▸ **Entries shown**:
------------------------------------------------

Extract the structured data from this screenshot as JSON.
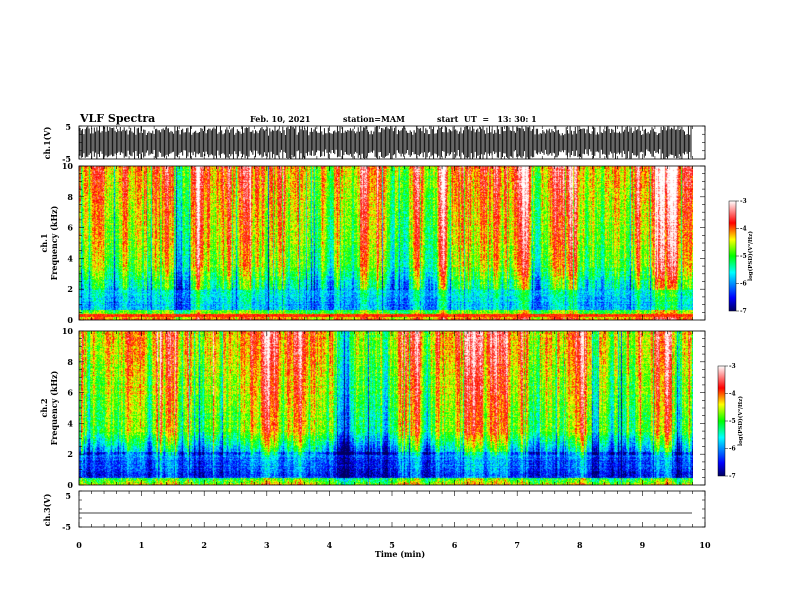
{
  "header": {
    "title": "VLF Spectra",
    "date": "Feb. 10, 2021",
    "station": "station=MAM",
    "start": "start  UT  =   13: 30: 1"
  },
  "chart_data": [
    {
      "type": "line",
      "name": "ch1-waveform",
      "ylabel": "ch.1(V)",
      "ylim": [
        -5,
        5
      ],
      "yticks": [
        "5",
        "-5"
      ],
      "xlim": [
        0,
        10
      ]
    },
    {
      "type": "heatmap",
      "name": "ch1-spectrogram",
      "ylabel_line1": "ch.1",
      "ylabel_line2": "Frequency (kHz)",
      "ylim": [
        0,
        10
      ],
      "yticks": [
        "0",
        "2",
        "4",
        "6",
        "8",
        "10"
      ],
      "xlim": [
        0,
        9.85
      ],
      "colorbar": {
        "label": "log(PSD)(V²/Hz)",
        "range": [
          -7,
          -3
        ],
        "ticks": [
          "-3",
          "-4",
          "-5",
          "-6",
          "-7"
        ]
      }
    },
    {
      "type": "heatmap",
      "name": "ch2-spectrogram",
      "ylabel_line1": "ch.2",
      "ylabel_line2": "Frequency (kHz)",
      "ylim": [
        0,
        10
      ],
      "yticks": [
        "0",
        "2",
        "4",
        "6",
        "8",
        "10"
      ],
      "xlim": [
        0,
        9.85
      ],
      "colorbar": {
        "label": "log(PSD)(V²/Hz)",
        "range": [
          -7,
          -3
        ],
        "ticks": [
          "-3",
          "-4",
          "-5",
          "-6",
          "-7"
        ]
      }
    },
    {
      "type": "line",
      "name": "ch3-waveform",
      "ylabel": "ch.3(V)",
      "ylim": [
        -5,
        5
      ],
      "yticks": [
        "5",
        "-5"
      ],
      "xlim": [
        0,
        10
      ]
    }
  ],
  "xaxis": {
    "label": "Time (min)",
    "ticks": [
      "0",
      "1",
      "2",
      "3",
      "4",
      "5",
      "6",
      "7",
      "8",
      "9",
      "10"
    ]
  },
  "colors": {
    "spectrum": [
      "#000080",
      "#0000ff",
      "#00ffff",
      "#00ff00",
      "#ffff00",
      "#ff0000",
      "#ffffff"
    ]
  }
}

------------------------------------------------

Retype all entries exactly as they appear, dropping the images.

Extract the structured data from this screenshot as JSON.
{
  "header": {
    "title": "VLF Spectra",
    "date": "Feb. 10, 2021",
    "station": "station=MAM",
    "start": "start  UT  =   13: 30: 1"
  },
  "chart_data": [
    {
      "type": "line",
      "name": "ch1-waveform",
      "ylabel": "ch.1(V)",
      "ylim": [
        -5,
        5
      ],
      "yticks": [
        "5",
        "-5"
      ],
      "xlim": [
        0,
        10
      ]
    },
    {
      "type": "heatmap",
      "name": "ch1-spectrogram",
      "ylabel_line1": "ch.1",
      "ylabel_line2": "Frequency (kHz)",
      "ylim": [
        0,
        10
      ],
      "yticks": [
        "0",
        "2",
        "4",
        "6",
        "8",
        "10"
      ],
      "xlim": [
        0,
        9.85
      ],
      "colorbar": {
        "label": "log(PSD)(V²/Hz)",
        "range": [
          -7,
          -3
        ],
        "ticks": [
          "-3",
          "-4",
          "-5",
          "-6",
          "-7"
        ]
      }
    },
    {
      "type": "heatmap",
      "name": "ch2-spectrogram",
      "ylabel_line1": "ch.2",
      "ylabel_line2": "Frequency (kHz)",
      "ylim": [
        0,
        10
      ],
      "yticks": [
        "0",
        "2",
        "4",
        "6",
        "8",
        "10"
      ],
      "xlim": [
        0,
        9.85
      ],
      "colorbar": {
        "label": "log(PSD)(V²/Hz)",
        "range": [
          -7,
          -3
        ],
        "ticks": [
          "-3",
          "-4",
          "-5",
          "-6",
          "-7"
        ]
      }
    },
    {
      "type": "line",
      "name": "ch3-waveform",
      "ylabel": "ch.3(V)",
      "ylim": [
        -5,
        5
      ],
      "yticks": [
        "5",
        "-5"
      ],
      "xlim": [
        0,
        10
      ]
    }
  ],
  "xaxis": {
    "label": "Time (min)",
    "ticks": [
      "0",
      "1",
      "2",
      "3",
      "4",
      "5",
      "6",
      "7",
      "8",
      "9",
      "10"
    ]
  },
  "colors": {
    "spectrum": [
      "#000080",
      "#0000ff",
      "#00ffff",
      "#00ff00",
      "#ffff00",
      "#ff0000",
      "#ffffff"
    ]
  }
}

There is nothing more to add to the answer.